**What you need to do:** Draw out every line with the word "bekezdéssel" from the listing below.

[Saved data entries]
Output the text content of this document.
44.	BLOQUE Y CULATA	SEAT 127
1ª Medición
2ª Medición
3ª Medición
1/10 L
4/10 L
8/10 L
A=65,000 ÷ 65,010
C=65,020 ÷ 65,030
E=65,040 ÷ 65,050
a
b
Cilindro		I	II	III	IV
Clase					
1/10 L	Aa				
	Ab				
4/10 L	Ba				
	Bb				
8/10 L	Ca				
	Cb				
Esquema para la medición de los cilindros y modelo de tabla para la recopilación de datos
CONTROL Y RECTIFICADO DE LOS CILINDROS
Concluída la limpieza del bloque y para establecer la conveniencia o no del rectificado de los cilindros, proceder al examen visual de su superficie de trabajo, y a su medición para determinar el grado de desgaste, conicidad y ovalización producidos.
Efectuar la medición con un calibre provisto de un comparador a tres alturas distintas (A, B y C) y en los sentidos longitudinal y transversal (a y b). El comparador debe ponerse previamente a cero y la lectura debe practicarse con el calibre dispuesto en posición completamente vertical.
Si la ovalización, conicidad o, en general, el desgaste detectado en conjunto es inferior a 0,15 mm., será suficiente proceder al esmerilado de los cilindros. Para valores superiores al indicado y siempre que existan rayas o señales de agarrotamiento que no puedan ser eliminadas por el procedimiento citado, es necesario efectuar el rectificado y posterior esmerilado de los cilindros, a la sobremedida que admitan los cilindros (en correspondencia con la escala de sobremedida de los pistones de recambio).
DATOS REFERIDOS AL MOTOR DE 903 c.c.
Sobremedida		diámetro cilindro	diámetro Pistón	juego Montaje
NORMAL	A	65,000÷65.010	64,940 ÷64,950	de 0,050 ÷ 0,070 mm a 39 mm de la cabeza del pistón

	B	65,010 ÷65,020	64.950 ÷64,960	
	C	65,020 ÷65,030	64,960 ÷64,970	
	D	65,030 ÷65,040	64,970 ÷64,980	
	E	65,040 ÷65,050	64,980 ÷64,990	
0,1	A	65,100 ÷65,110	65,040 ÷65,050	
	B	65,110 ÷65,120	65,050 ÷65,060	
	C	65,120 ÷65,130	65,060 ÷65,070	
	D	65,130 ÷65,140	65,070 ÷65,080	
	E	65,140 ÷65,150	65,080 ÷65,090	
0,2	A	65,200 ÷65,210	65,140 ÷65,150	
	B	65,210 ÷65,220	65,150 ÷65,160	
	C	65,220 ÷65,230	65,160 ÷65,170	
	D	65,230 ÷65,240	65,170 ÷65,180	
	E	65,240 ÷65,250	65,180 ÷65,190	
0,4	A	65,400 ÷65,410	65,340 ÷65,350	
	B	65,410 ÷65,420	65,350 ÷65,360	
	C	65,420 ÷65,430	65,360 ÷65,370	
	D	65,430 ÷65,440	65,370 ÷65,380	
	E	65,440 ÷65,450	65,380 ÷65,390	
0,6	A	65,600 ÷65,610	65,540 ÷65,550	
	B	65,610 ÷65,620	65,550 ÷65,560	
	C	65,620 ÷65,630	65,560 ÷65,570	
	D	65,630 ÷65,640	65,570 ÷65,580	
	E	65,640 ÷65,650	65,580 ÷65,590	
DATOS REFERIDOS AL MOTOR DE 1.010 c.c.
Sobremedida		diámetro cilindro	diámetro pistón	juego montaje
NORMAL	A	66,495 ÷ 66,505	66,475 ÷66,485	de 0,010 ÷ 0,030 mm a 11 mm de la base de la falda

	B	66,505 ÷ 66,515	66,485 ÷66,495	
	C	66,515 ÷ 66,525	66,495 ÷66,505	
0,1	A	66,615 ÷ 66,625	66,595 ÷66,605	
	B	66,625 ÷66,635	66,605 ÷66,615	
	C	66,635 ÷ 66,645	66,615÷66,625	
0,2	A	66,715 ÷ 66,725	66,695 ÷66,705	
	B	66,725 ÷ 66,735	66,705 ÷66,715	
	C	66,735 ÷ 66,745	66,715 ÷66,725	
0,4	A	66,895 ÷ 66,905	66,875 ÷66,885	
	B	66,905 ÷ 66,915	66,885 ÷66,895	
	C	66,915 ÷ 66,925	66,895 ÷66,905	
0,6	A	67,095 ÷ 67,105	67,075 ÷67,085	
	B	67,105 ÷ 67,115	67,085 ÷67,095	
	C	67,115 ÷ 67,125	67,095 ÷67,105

==

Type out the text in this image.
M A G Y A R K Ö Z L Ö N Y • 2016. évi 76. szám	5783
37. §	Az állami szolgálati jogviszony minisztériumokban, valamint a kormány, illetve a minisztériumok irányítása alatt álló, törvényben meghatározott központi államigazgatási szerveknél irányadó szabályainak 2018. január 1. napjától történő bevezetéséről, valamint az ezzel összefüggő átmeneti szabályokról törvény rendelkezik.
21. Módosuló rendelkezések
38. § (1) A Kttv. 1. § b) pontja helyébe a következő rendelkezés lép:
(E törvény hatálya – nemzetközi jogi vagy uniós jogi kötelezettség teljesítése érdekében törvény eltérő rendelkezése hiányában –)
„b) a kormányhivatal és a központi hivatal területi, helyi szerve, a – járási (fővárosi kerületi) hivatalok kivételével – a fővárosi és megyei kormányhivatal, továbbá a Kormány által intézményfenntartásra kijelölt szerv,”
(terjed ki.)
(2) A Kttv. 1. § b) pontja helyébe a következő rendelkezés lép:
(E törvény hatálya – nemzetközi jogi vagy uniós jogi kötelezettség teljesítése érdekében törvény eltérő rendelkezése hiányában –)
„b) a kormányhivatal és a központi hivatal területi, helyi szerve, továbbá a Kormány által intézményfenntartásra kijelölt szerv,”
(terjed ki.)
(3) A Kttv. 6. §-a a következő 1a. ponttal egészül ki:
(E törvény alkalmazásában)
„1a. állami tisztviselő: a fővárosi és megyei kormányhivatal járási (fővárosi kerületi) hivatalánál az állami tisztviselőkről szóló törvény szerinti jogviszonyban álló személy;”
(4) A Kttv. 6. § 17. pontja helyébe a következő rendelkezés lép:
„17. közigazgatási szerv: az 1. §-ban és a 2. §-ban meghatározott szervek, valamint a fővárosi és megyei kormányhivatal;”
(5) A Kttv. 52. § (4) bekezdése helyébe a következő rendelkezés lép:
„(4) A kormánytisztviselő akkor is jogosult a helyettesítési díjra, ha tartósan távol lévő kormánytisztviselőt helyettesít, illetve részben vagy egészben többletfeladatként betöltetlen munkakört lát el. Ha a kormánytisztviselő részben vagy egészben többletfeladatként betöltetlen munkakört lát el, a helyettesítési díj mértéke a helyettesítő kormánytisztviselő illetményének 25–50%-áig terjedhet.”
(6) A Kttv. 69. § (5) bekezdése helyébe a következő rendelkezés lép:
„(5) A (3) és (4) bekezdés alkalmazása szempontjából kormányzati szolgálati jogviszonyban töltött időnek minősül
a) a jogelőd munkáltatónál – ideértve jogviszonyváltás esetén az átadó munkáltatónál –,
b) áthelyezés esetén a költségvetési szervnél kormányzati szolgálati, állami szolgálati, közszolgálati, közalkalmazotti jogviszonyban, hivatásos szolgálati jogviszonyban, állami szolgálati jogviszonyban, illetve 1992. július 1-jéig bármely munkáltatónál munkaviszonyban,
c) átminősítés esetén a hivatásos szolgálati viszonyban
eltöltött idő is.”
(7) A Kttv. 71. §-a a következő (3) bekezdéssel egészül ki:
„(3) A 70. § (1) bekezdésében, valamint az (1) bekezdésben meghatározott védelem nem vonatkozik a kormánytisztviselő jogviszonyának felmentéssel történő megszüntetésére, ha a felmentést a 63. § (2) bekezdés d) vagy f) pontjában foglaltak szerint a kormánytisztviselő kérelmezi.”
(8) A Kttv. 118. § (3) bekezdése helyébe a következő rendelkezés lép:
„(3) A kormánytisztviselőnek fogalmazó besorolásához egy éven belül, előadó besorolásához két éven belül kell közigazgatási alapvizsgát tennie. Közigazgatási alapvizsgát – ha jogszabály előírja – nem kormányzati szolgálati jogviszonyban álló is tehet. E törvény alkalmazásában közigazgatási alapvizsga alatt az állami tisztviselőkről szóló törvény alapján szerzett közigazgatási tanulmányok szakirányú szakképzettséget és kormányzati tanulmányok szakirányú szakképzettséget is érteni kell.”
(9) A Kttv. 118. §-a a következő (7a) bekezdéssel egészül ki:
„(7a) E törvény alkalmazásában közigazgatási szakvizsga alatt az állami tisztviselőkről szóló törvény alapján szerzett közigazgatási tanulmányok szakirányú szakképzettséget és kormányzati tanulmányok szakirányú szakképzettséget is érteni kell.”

**Response to this exercise:**
(7) A Kttv. 71. §-a a következő (3) bekezdéssel egészül ki:
(9) A Kttv. 118. §-a a következő (7a) bekezdéssel egészül ki:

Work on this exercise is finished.